> _Required work_: Find each line holding "Always" and copy it out.

> _Raw data_:

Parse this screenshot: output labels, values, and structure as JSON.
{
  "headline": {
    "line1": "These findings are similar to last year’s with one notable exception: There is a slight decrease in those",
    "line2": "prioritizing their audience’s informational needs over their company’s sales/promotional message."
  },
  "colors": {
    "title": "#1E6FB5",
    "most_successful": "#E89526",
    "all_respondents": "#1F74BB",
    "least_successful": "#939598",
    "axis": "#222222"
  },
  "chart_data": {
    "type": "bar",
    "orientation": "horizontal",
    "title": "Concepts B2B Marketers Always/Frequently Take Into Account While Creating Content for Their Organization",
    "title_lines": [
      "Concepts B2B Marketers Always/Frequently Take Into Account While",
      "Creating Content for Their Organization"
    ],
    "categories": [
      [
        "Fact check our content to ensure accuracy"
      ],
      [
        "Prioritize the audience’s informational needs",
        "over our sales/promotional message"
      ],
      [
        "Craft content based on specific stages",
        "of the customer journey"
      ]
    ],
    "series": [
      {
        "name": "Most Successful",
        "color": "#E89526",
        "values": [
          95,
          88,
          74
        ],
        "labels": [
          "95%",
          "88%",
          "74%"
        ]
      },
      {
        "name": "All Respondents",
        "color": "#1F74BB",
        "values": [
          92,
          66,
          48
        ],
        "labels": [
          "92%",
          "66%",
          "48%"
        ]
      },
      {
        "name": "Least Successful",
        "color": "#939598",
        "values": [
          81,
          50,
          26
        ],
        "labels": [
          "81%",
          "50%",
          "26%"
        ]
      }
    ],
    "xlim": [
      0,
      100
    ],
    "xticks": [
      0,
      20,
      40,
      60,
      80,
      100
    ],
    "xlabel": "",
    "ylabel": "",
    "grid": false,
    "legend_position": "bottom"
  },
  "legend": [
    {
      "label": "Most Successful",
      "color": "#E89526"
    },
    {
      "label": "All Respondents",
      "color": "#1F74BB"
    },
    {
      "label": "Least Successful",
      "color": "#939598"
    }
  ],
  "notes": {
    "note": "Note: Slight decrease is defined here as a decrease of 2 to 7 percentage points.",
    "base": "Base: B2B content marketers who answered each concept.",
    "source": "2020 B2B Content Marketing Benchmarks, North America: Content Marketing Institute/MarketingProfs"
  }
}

> _Response to this task_:
    "title": "Concepts B2B Marketers Always/Frequently Take Into Account While Creating Content for Their Organization",
      "Concepts B2B Marketers Always/Frequently Take Into Account While",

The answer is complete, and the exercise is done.